# start of Data listing

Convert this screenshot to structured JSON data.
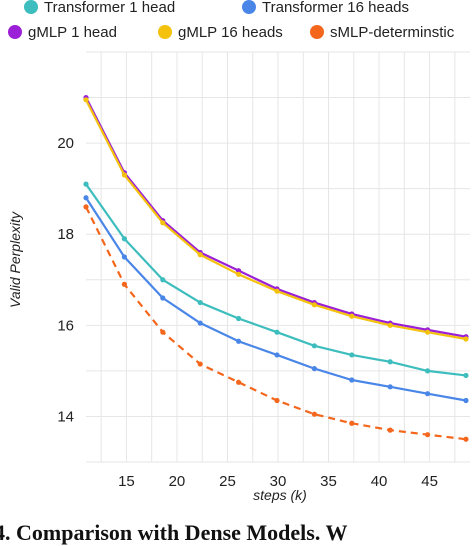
{
  "caption": "4. Comparison with Dense Models. W",
  "chart_data": {
    "type": "line",
    "xlabel": "steps (k)",
    "ylabel": "Valid Perplexity",
    "xlim": [
      11,
      49
    ],
    "ylim": [
      13,
      22
    ],
    "xticks": [
      15,
      20,
      25,
      30,
      35,
      40,
      45
    ],
    "yticks": [
      14,
      16,
      18,
      20
    ],
    "grid": true,
    "legend_position": "top",
    "x": [
      11,
      14.8,
      18.6,
      22.3,
      26.1,
      29.9,
      33.6,
      37.3,
      41.1,
      44.8,
      48.6
    ],
    "series": [
      {
        "name": "Transformer 1 head",
        "color": "#3dbdbd",
        "dashed": false,
        "values": [
          19.1,
          17.9,
          17.0,
          16.5,
          16.15,
          15.85,
          15.55,
          15.35,
          15.2,
          15.0,
          14.9
        ]
      },
      {
        "name": "Transformer 16 heads",
        "color": "#4a86e8",
        "dashed": false,
        "values": [
          18.8,
          17.5,
          16.6,
          16.05,
          15.65,
          15.35,
          15.05,
          14.8,
          14.65,
          14.5,
          14.35
        ]
      },
      {
        "name": "gMLP 1 head",
        "color": "#9b1fd6",
        "dashed": false,
        "values": [
          21.0,
          19.35,
          18.3,
          17.6,
          17.2,
          16.8,
          16.5,
          16.25,
          16.05,
          15.9,
          15.75
        ]
      },
      {
        "name": "gMLP 16 heads",
        "color": "#f4c20d",
        "dashed": false,
        "values": [
          20.95,
          19.3,
          18.25,
          17.55,
          17.12,
          16.75,
          16.45,
          16.2,
          16.0,
          15.85,
          15.7
        ]
      },
      {
        "name": "sMLP-determinstic",
        "color": "#f4661b",
        "dashed": true,
        "values": [
          18.6,
          16.9,
          15.85,
          15.15,
          14.75,
          14.35,
          14.05,
          13.85,
          13.7,
          13.6,
          13.5
        ]
      }
    ]
  }
}
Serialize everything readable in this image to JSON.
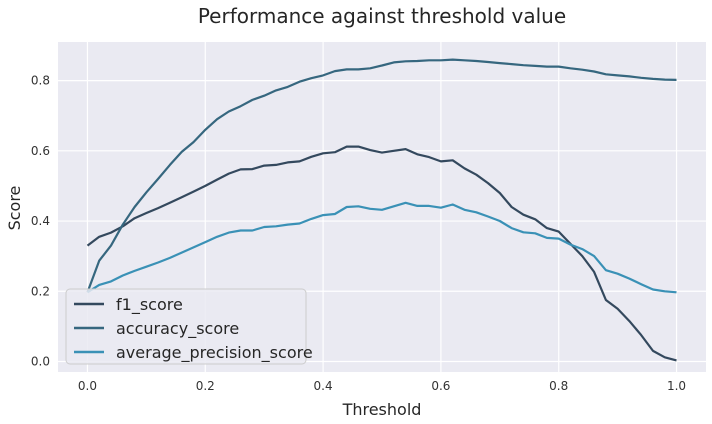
{
  "chart_data": {
    "type": "line",
    "title": "Performance against threshold value",
    "xlabel": "Threshold",
    "ylabel": "Score",
    "xlim": [
      -0.05,
      1.05
    ],
    "ylim": [
      -0.03,
      0.91
    ],
    "xticks": [
      0.0,
      0.2,
      0.4,
      0.6,
      0.8,
      1.0
    ],
    "xtick_labels": [
      "0.0",
      "0.2",
      "0.4",
      "0.6",
      "0.8",
      "1.0"
    ],
    "yticks": [
      0.0,
      0.2,
      0.4,
      0.6,
      0.8
    ],
    "ytick_labels": [
      "0.0",
      "0.2",
      "0.4",
      "0.6",
      "0.8"
    ],
    "grid": true,
    "legend_position": "bottom-left",
    "background": "#EAEAF2",
    "x": [
      0.0,
      0.02,
      0.04,
      0.06,
      0.08,
      0.1,
      0.12,
      0.14,
      0.16,
      0.18,
      0.2,
      0.22,
      0.24,
      0.26,
      0.28,
      0.3,
      0.32,
      0.34,
      0.36,
      0.38,
      0.4,
      0.42,
      0.44,
      0.46,
      0.48,
      0.5,
      0.52,
      0.54,
      0.56,
      0.58,
      0.6,
      0.62,
      0.64,
      0.66,
      0.68,
      0.7,
      0.72,
      0.74,
      0.76,
      0.78,
      0.8,
      0.82,
      0.84,
      0.86,
      0.88,
      0.9,
      0.92,
      0.94,
      0.96,
      0.98,
      1.0
    ],
    "series": [
      {
        "name": "f1_score",
        "color": "#34495E",
        "values": [
          0.33,
          0.355,
          0.367,
          0.385,
          0.408,
          0.423,
          0.437,
          0.452,
          0.468,
          0.484,
          0.5,
          0.518,
          0.535,
          0.547,
          0.548,
          0.558,
          0.56,
          0.567,
          0.57,
          0.583,
          0.593,
          0.596,
          0.612,
          0.612,
          0.602,
          0.595,
          0.6,
          0.605,
          0.59,
          0.582,
          0.57,
          0.573,
          0.55,
          0.532,
          0.508,
          0.48,
          0.44,
          0.418,
          0.405,
          0.38,
          0.37,
          0.335,
          0.3,
          0.255,
          0.175,
          0.15,
          0.115,
          0.075,
          0.03,
          0.012,
          0.003
        ]
      },
      {
        "name": "accuracy_score",
        "color": "#36677F",
        "values": [
          0.197,
          0.287,
          0.33,
          0.39,
          0.44,
          0.482,
          0.52,
          0.56,
          0.597,
          0.625,
          0.66,
          0.69,
          0.712,
          0.727,
          0.745,
          0.757,
          0.772,
          0.782,
          0.797,
          0.807,
          0.815,
          0.827,
          0.832,
          0.832,
          0.835,
          0.843,
          0.852,
          0.855,
          0.856,
          0.858,
          0.858,
          0.86,
          0.858,
          0.856,
          0.853,
          0.85,
          0.847,
          0.844,
          0.842,
          0.84,
          0.84,
          0.835,
          0.831,
          0.826,
          0.818,
          0.815,
          0.812,
          0.808,
          0.805,
          0.803,
          0.802
        ]
      },
      {
        "name": "average_precision_score",
        "color": "#3A91B6",
        "values": [
          0.197,
          0.218,
          0.228,
          0.245,
          0.258,
          0.27,
          0.282,
          0.295,
          0.31,
          0.325,
          0.34,
          0.355,
          0.367,
          0.373,
          0.373,
          0.383,
          0.385,
          0.39,
          0.393,
          0.406,
          0.417,
          0.42,
          0.44,
          0.442,
          0.435,
          0.432,
          0.442,
          0.452,
          0.443,
          0.443,
          0.438,
          0.447,
          0.432,
          0.425,
          0.413,
          0.4,
          0.38,
          0.368,
          0.365,
          0.352,
          0.35,
          0.333,
          0.32,
          0.3,
          0.26,
          0.25,
          0.236,
          0.22,
          0.205,
          0.2,
          0.197
        ]
      }
    ]
  }
}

# end of Data listing

**Work instructions**
Using the records given above, list every line that includes the word "heads".

**Problem solution**
        "name": "Transformer 16 heads",
        "name": "gMLP 16 heads",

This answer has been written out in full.